[Chart and figure data]
━━━━━━━━
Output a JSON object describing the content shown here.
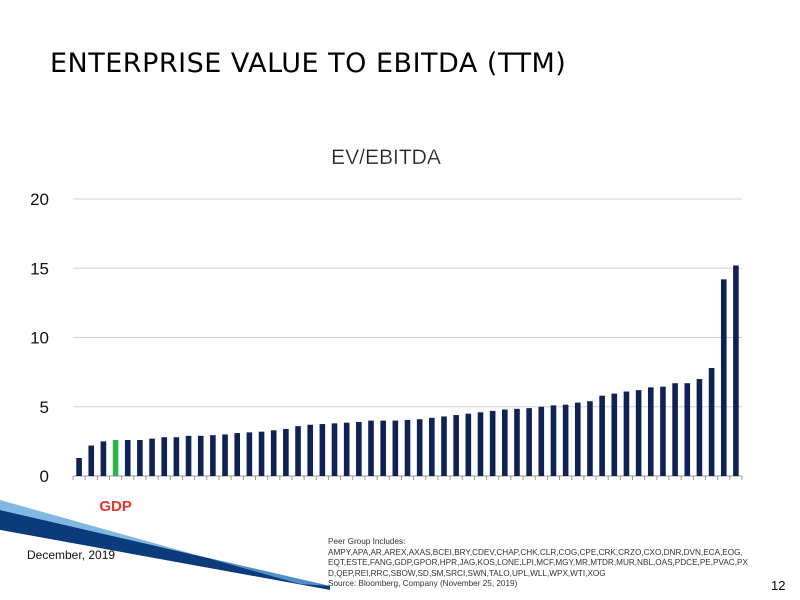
{
  "slide": {
    "title": "ENTERPRISE VALUE TO EBITDA (TTM)",
    "date": "December, 2019",
    "page_number": "12",
    "peer_group_heading": "Peer Group Includes:",
    "peer_group_list": "AMPY,APA,AR,AREX,AXAS,BCEI,BRY,CDEV,CHAP,CHK,CLR,COG,CPE,CRK,CRZO,CXO,DNR,DVN,ECA,EOG,EQT,ESTE,FANG,GDP,GPOR,HPR,JAG,KOS,LONE,LPI,MCF,MGY,MR,MTDR,MUR,NBL,OAS,PDCE,PE,PVAC,PXD,QEP,REI,RRC,SBOW,SD,SM,SRCI,SWN,TALO,UPL,WLL,WPX,WTI,XOG",
    "source": "Source: Bloomberg, Company (November 25, 2019)"
  },
  "colors": {
    "bar": "#0f2257",
    "highlight_bar": "#2db34a",
    "highlight_label": "#e8342f",
    "grid": "#d0d0d0",
    "swoosh_dark": "#0b3b7a",
    "swoosh_light": "#5fa7dc"
  },
  "chart_data": {
    "type": "bar",
    "title": "EV/EBITDA",
    "xlabel": "",
    "ylabel": "",
    "ylim": [
      0,
      20
    ],
    "yticks": [
      "0",
      "5",
      "10",
      "15",
      "20"
    ],
    "grid": "horizontal",
    "highlight_index": 3,
    "highlight_label": "GDP",
    "values": [
      1.3,
      2.2,
      2.5,
      2.6,
      2.6,
      2.6,
      2.7,
      2.8,
      2.8,
      2.9,
      2.9,
      2.95,
      3.0,
      3.1,
      3.15,
      3.2,
      3.3,
      3.4,
      3.6,
      3.7,
      3.75,
      3.8,
      3.85,
      3.9,
      4.0,
      4.0,
      4.0,
      4.05,
      4.1,
      4.2,
      4.3,
      4.4,
      4.5,
      4.6,
      4.7,
      4.8,
      4.85,
      4.9,
      5.0,
      5.1,
      5.15,
      5.3,
      5.4,
      5.8,
      5.95,
      6.1,
      6.2,
      6.4,
      6.45,
      6.7,
      6.7,
      7.0,
      7.8,
      14.2,
      15.2
    ]
  }
}
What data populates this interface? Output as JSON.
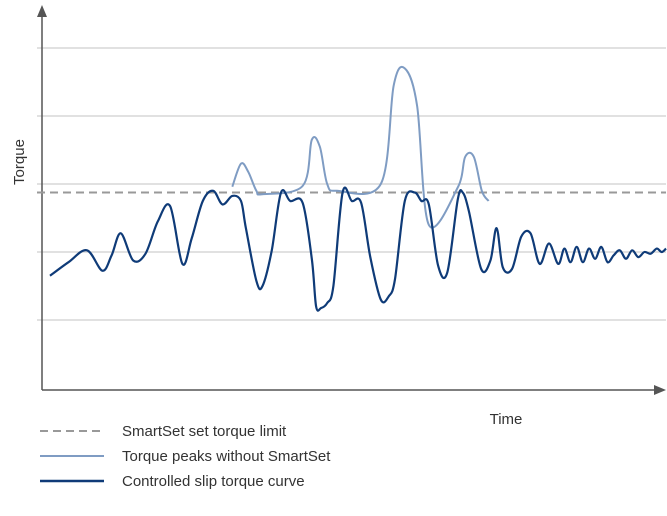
{
  "chart_data": {
    "type": "line",
    "xlabel": "Time",
    "ylabel": "Torque",
    "grid": true,
    "y_tick_labels_shown": false,
    "x_tick_labels_shown": false,
    "xlim": [
      0,
      100
    ],
    "ylim": [
      0,
      100
    ],
    "set_limit": 57.5,
    "legend_position": "bottom-left",
    "series": [
      {
        "name": "SmartSet set torque limit",
        "style": "dashed",
        "color": "#999999",
        "x": [
          0,
          100
        ],
        "y": [
          57.5,
          57.5
        ]
      },
      {
        "name": "Torque peaks without SmartSet",
        "style": "solid",
        "color": "#7f9cc3",
        "x": [
          29.6,
          31.0,
          32.2,
          33.5,
          34.5,
          41.0,
          42.5,
          43.8,
          45.0,
          46.6,
          53.7,
          55.8,
          57.6,
          59.6,
          61.5,
          66.2,
          67.4,
          68.8,
          70.1,
          71.2
        ],
        "y": [
          59.2,
          66.0,
          63.5,
          58.0,
          57.0,
          59.4,
          73.0,
          71.0,
          60.0,
          58.0,
          60.0,
          89.0,
          94.0,
          83.0,
          48.0,
          59.0,
          68.0,
          68.0,
          58.0,
          55.0
        ]
      },
      {
        "name": "Controlled slip torque curve",
        "style": "solid",
        "color": "#0f3b78",
        "x": [
          0,
          3.0,
          6.0,
          8.5,
          10.0,
          11.5,
          13.5,
          15.5,
          17.5,
          19.5,
          21.5,
          23.0,
          24.8,
          26.5,
          28.0,
          29.6,
          31.0,
          31.8,
          33.5,
          34.5,
          36.0,
          37.5,
          39.0,
          41.0,
          42.5,
          43.2,
          44.0,
          45.0,
          46.0,
          47.5,
          49.0,
          50.5,
          52.0,
          53.7,
          55.0,
          56.0,
          57.6,
          59.2,
          60.3,
          61.5,
          63.0,
          64.5,
          66.2,
          67.0,
          68.0,
          70.0,
          71.5,
          72.5,
          73.5,
          75.0,
          76.5,
          78.0,
          79.5,
          81.0,
          82.5,
          83.5,
          84.5,
          85.5,
          86.5,
          87.5,
          88.5,
          89.5,
          90.5,
          91.5,
          92.5,
          93.5,
          94.5,
          95.5,
          96.5,
          97.5,
          98.5,
          99.3,
          100
        ],
        "y": [
          33.0,
          37.0,
          40.5,
          34.5,
          39.0,
          45.5,
          37.5,
          39.5,
          49.0,
          53.5,
          36.5,
          44.0,
          55.0,
          58.0,
          54.0,
          56.5,
          55.0,
          47.0,
          31.5,
          30.0,
          40.5,
          57.5,
          55.0,
          54.5,
          38.0,
          24.0,
          23.5,
          25.0,
          30.0,
          57.5,
          55.0,
          54.5,
          38.5,
          26.0,
          27.0,
          32.0,
          55.0,
          57.5,
          55.0,
          54.0,
          36.0,
          34.0,
          55.5,
          57.5,
          52.0,
          35.0,
          37.5,
          47.0,
          35.5,
          35.0,
          44.5,
          45.5,
          36.5,
          42.5,
          36.5,
          41.0,
          37.0,
          41.5,
          37.0,
          41.0,
          38.0,
          41.5,
          37.0,
          39.0,
          40.5,
          38.0,
          40.5,
          38.5,
          40.0,
          39.5,
          41.0,
          40.0,
          41.0
        ]
      }
    ]
  }
}
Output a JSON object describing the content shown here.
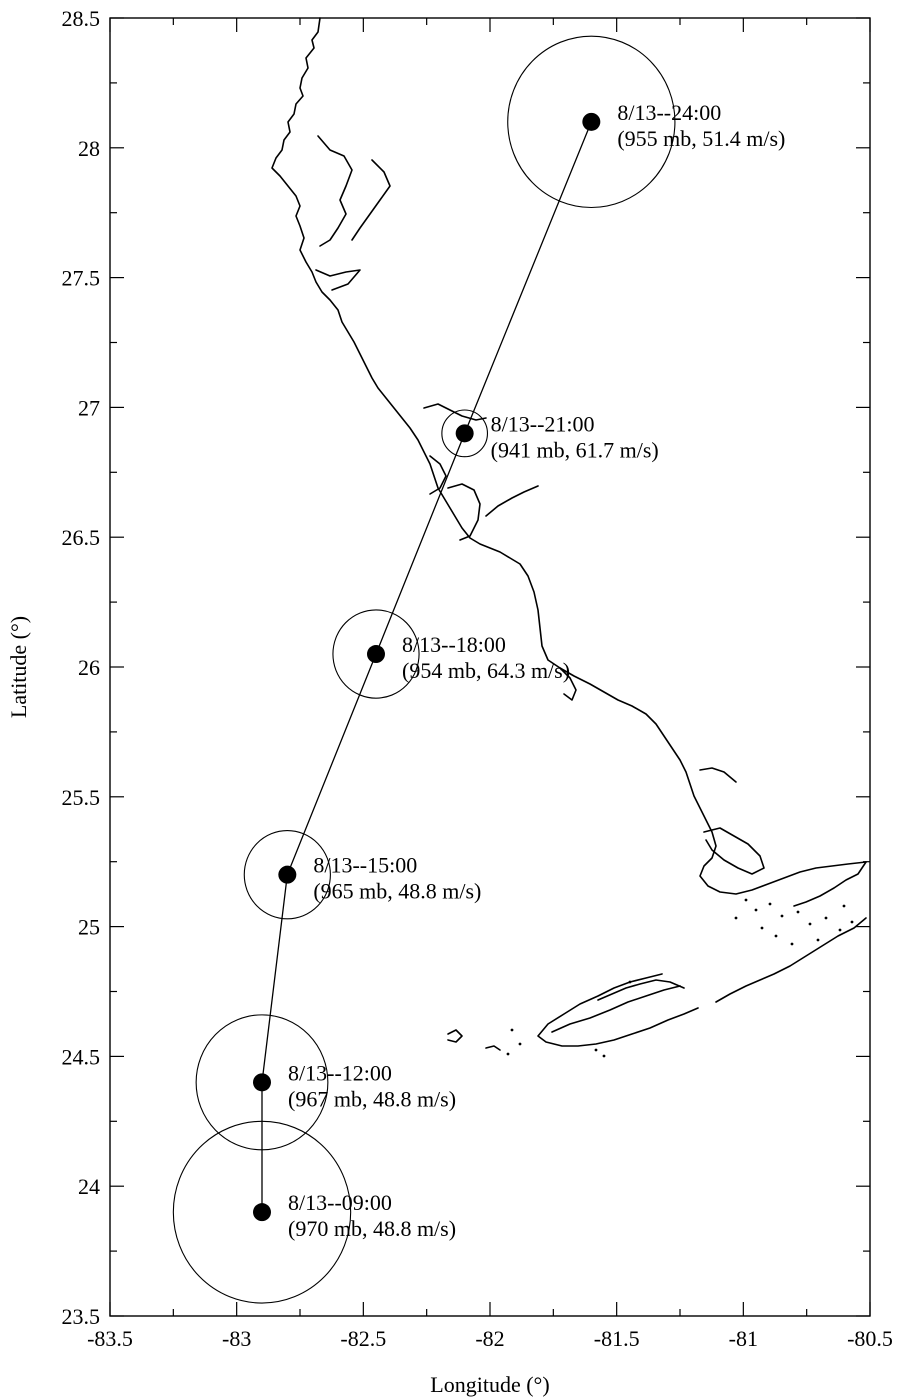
{
  "figure": {
    "xlabel": "Longitude (°)",
    "ylabel": "Latitude (°)",
    "xlim": [
      -83.5,
      -80.5
    ],
    "ylim": [
      23.5,
      28.5
    ],
    "x_ticks": [
      -83.5,
      -83,
      -82.5,
      -82,
      -81.5,
      -81,
      -80.5
    ],
    "y_ticks": [
      23.5,
      24,
      24.5,
      25,
      25.5,
      26,
      26.5,
      27,
      27.5,
      28,
      28.5
    ],
    "x_tick_labels": [
      "-83.5",
      "-83",
      "-82.5",
      "-82",
      "-81.5",
      "-81",
      "-80.5"
    ],
    "y_tick_labels": [
      "23.5",
      "24",
      "24.5",
      "25",
      "25.5",
      "26",
      "26.5",
      "27",
      "27.5",
      "28",
      "28.5"
    ]
  },
  "storm_track": [
    {
      "time": "8/13--09:00",
      "info": "(970 mb, 48.8 m/s)",
      "lon": -82.9,
      "lat": 23.9,
      "radius_deg": 0.35
    },
    {
      "time": "8/13--12:00",
      "info": "(967 mb, 48.8 m/s)",
      "lon": -82.9,
      "lat": 24.4,
      "radius_deg": 0.26
    },
    {
      "time": "8/13--15:00",
      "info": "(965 mb, 48.8 m/s)",
      "lon": -82.8,
      "lat": 25.2,
      "radius_deg": 0.17
    },
    {
      "time": "8/13--18:00",
      "info": "(954 mb, 64.3 m/s)",
      "lon": -82.45,
      "lat": 26.05,
      "radius_deg": 0.17
    },
    {
      "time": "8/13--21:00",
      "info": "(941 mb, 61.7 m/s)",
      "lon": -82.1,
      "lat": 26.9,
      "radius_deg": 0.09
    },
    {
      "time": "8/13--24:00",
      "info": "(955 mb, 51.4 m/s)",
      "lon": -81.6,
      "lat": 28.1,
      "radius_deg": 0.33
    }
  ],
  "colors": {
    "ink": "#000000",
    "background": "#ffffff"
  }
}
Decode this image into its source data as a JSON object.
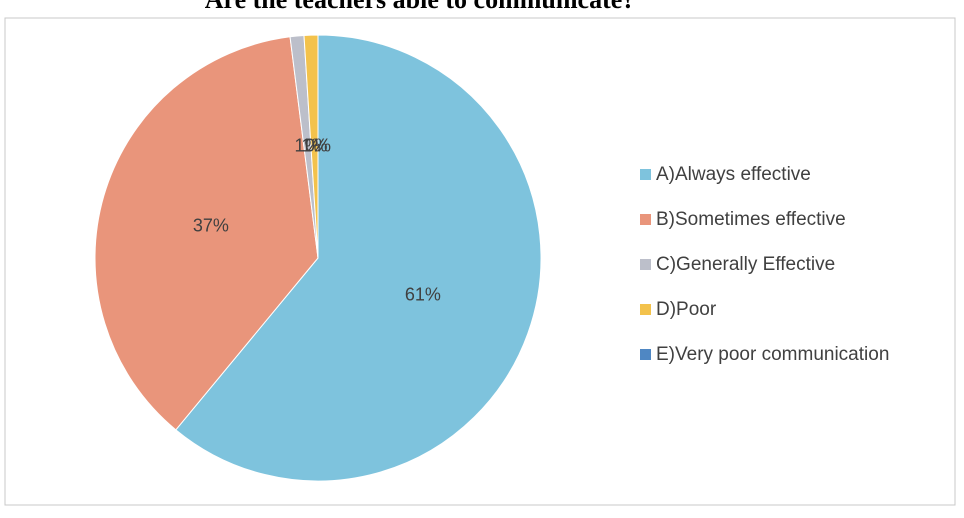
{
  "chart_data": {
    "type": "pie",
    "title": "Are the teachers able to communicate?",
    "categories": [
      "A)Always effective",
      "B)Sometimes effective",
      "C)Generally Effective",
      "D)Poor",
      "E)Very poor communication"
    ],
    "values": [
      61,
      37,
      1,
      1,
      0
    ],
    "value_labels": [
      "61%",
      "37%",
      "1%",
      "1%",
      "0%"
    ],
    "colors": [
      "#7ec3dd",
      "#e9957b",
      "#bcbfca",
      "#f3c24c",
      "#4f87c3"
    ],
    "legend": "right"
  }
}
━━━━━━━━
TASK OBJECTIVE >> Scan the lines for the string "this". Pick out every line that has it.

CORRECT OUTPUT >>
What data populates this interface? Output as JSON.
Decode this image into its source data as a JSON object.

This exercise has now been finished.